§ GOAL
Where does the string "this" appear? Copy every line of the entries below that holds it.

[Entries from a visual dataset]
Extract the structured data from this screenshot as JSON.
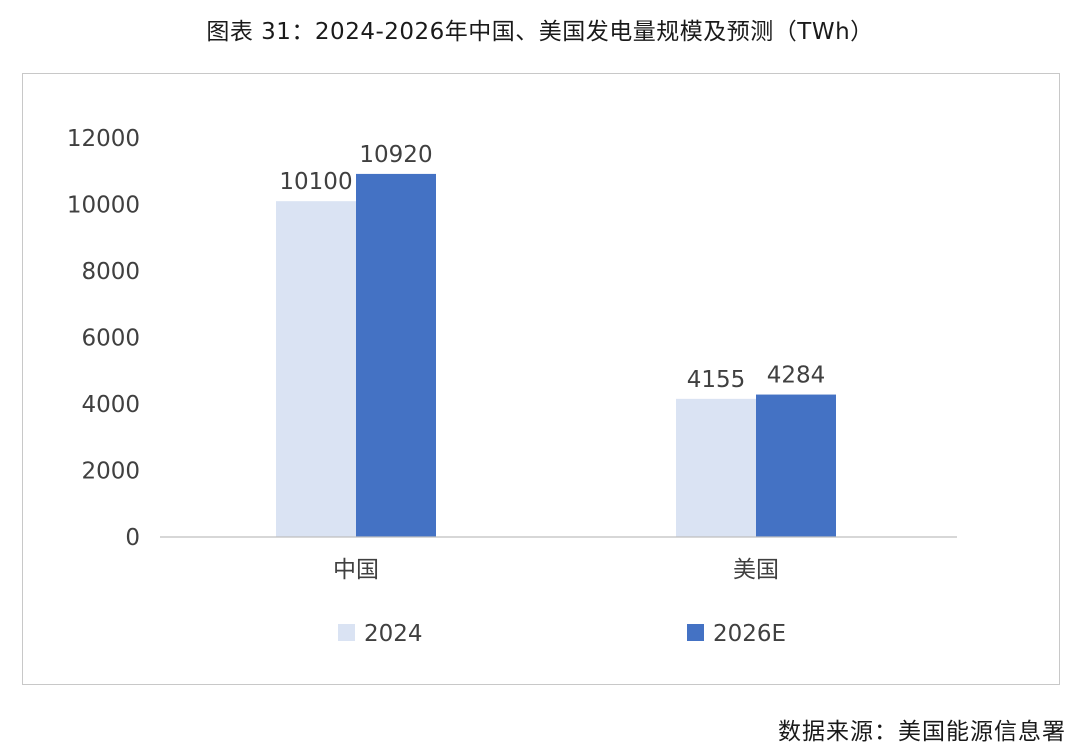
{
  "title": "图表 31：2024-2026年中国、美国发电量规模及预测（TWh）",
  "source": "数据来源：美国能源信息署",
  "colors": {
    "s2024": "#dae3f3",
    "s2026": "#4472c4",
    "axis": "#bfbfbf",
    "text": "#404040"
  },
  "chart_data": {
    "type": "bar",
    "title": "图表 31：2024-2026年中国、美国发电量规模及预测（TWh）",
    "xlabel": "",
    "ylabel": "",
    "categories": [
      "中国",
      "美国"
    ],
    "series": [
      {
        "name": "2024",
        "values": [
          10100,
          4155
        ]
      },
      {
        "name": "2026E",
        "values": [
          10920,
          4284
        ]
      }
    ],
    "ylim": [
      0,
      12000
    ],
    "yticks": [
      0,
      2000,
      4000,
      6000,
      8000,
      10000,
      12000
    ],
    "grid": false,
    "legend": "bottom",
    "data_labels": true
  }
}
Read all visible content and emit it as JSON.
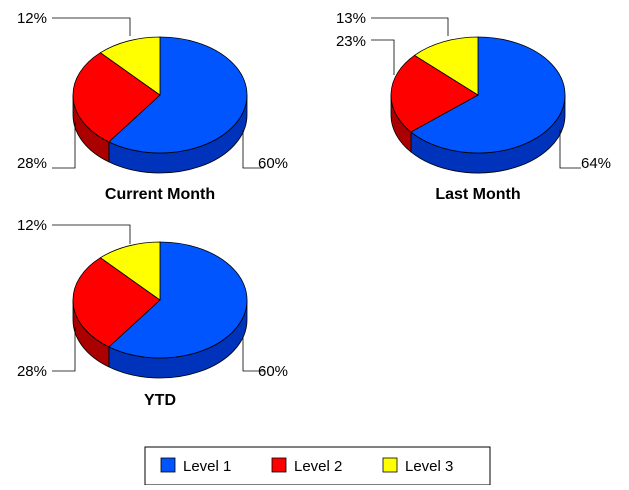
{
  "chart_data": [
    {
      "type": "pie",
      "title": "Current Month",
      "categories": [
        "Level 1",
        "Level 2",
        "Level 3"
      ],
      "values": [
        60,
        28,
        12
      ],
      "labels": [
        "60%",
        "28%",
        "12%"
      ]
    },
    {
      "type": "pie",
      "title": "Last Month",
      "categories": [
        "Level 1",
        "Level 2",
        "Level 3"
      ],
      "values": [
        64,
        23,
        13
      ],
      "labels": [
        "64%",
        "23%",
        "13%"
      ]
    },
    {
      "type": "pie",
      "title": "YTD",
      "categories": [
        "Level 1",
        "Level 2",
        "Level 3"
      ],
      "values": [
        60,
        28,
        12
      ],
      "labels": [
        "60%",
        "28%",
        "12%"
      ]
    }
  ],
  "legend": {
    "items": [
      {
        "label": "Level 1",
        "color": "#0055ff"
      },
      {
        "label": "Level 2",
        "color": "#ff0000"
      },
      {
        "label": "Level 3",
        "color": "#ffff00"
      }
    ]
  },
  "colors": {
    "side": [
      "#0033bb",
      "#aa0000",
      "#b5b500"
    ]
  }
}
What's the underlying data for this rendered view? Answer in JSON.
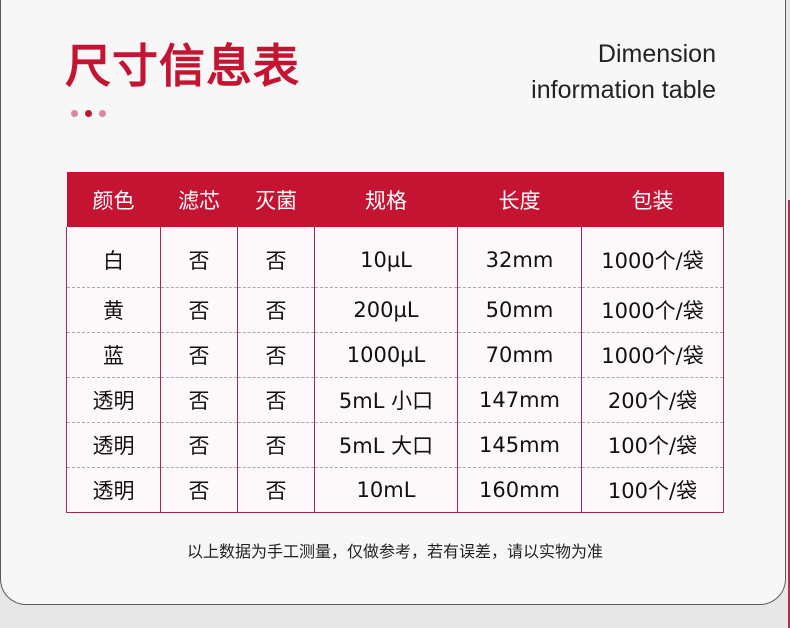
{
  "title": "尺寸信息表",
  "subtitle_en": [
    "Dimension",
    "information table"
  ],
  "colors": {
    "accent": "#c41432",
    "dots": [
      "#d98a9c",
      "#c41432",
      "#d98a9c"
    ]
  },
  "table": {
    "headers": [
      "颜色",
      "滤芯",
      "灭菌",
      "规格",
      "长度",
      "包装"
    ],
    "rows": [
      [
        "白",
        "否",
        "否",
        "10µL",
        "32mm",
        "1000个/袋"
      ],
      [
        "黄",
        "否",
        "否",
        "200µL",
        "50mm",
        "1000个/袋"
      ],
      [
        "蓝",
        "否",
        "否",
        "1000µL",
        "70mm",
        "1000个/袋"
      ],
      [
        "透明",
        "否",
        "否",
        "5mL 小口",
        "147mm",
        "200个/袋"
      ],
      [
        "透明",
        "否",
        "否",
        "5mL 大口",
        "145mm",
        "100个/袋"
      ],
      [
        "透明",
        "否",
        "否",
        "10mL",
        "160mm",
        "100个/袋"
      ]
    ]
  },
  "note": "以上数据为手工测量，仅做参考，若有误差，请以实物为准"
}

§ FINAL ANSWER
Extract the structured data from this screenshot as JSON.
What's the underlying data for this rendered view? Answer in JSON.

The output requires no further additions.